§ **WRITTEN REQUEST**
Scan the lines below for "Teknik"; report the number of lines that contain it, and only that.

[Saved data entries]
══════

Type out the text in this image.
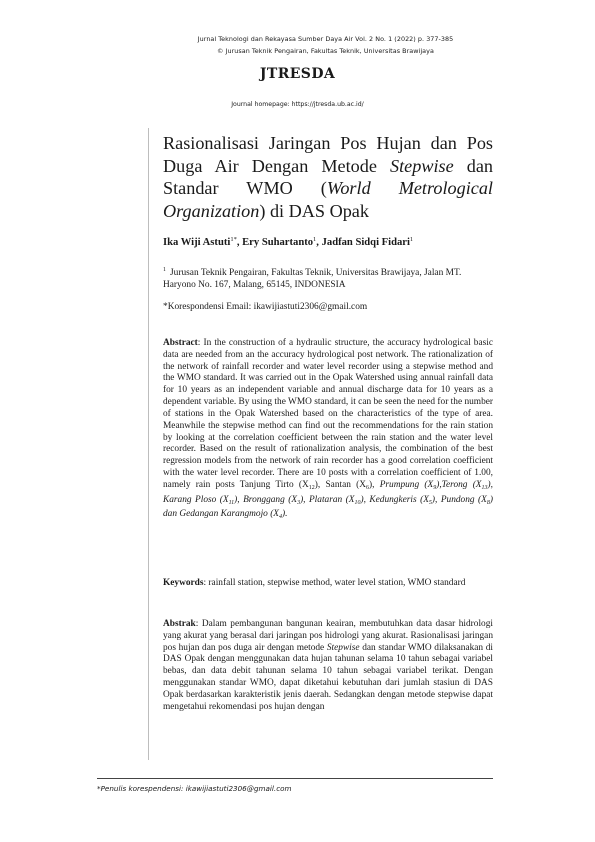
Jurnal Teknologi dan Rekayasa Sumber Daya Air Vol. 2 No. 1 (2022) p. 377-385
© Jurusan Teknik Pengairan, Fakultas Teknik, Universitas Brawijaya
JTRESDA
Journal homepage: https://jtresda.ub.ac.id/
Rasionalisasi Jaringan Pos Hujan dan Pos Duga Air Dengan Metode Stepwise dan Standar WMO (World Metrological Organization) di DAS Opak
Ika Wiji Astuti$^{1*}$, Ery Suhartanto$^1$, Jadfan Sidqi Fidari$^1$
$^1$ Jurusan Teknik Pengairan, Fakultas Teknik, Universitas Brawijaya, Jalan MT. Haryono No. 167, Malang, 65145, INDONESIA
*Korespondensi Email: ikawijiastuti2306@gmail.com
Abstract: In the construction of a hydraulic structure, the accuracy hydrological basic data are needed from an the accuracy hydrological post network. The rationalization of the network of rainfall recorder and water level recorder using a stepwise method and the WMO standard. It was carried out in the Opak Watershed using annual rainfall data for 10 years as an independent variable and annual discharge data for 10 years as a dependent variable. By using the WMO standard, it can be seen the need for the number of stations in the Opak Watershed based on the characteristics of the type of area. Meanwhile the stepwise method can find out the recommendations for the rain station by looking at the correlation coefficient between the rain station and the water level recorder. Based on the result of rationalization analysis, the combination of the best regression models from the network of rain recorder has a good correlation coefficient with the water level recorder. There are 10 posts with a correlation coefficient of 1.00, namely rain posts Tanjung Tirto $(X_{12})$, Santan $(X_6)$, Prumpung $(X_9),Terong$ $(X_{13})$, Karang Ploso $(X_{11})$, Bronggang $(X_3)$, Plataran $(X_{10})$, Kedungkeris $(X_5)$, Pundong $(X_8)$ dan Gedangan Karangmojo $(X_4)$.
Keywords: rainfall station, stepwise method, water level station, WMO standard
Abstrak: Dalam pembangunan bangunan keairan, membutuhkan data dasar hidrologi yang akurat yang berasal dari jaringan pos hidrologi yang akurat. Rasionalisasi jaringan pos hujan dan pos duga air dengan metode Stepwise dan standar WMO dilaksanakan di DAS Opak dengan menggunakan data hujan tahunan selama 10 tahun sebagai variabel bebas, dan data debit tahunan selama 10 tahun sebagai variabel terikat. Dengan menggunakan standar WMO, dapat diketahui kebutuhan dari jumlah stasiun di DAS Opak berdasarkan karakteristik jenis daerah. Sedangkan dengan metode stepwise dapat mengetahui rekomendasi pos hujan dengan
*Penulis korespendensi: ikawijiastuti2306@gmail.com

══════

§ **RESPONSE FOR THIS EXERCISE**
2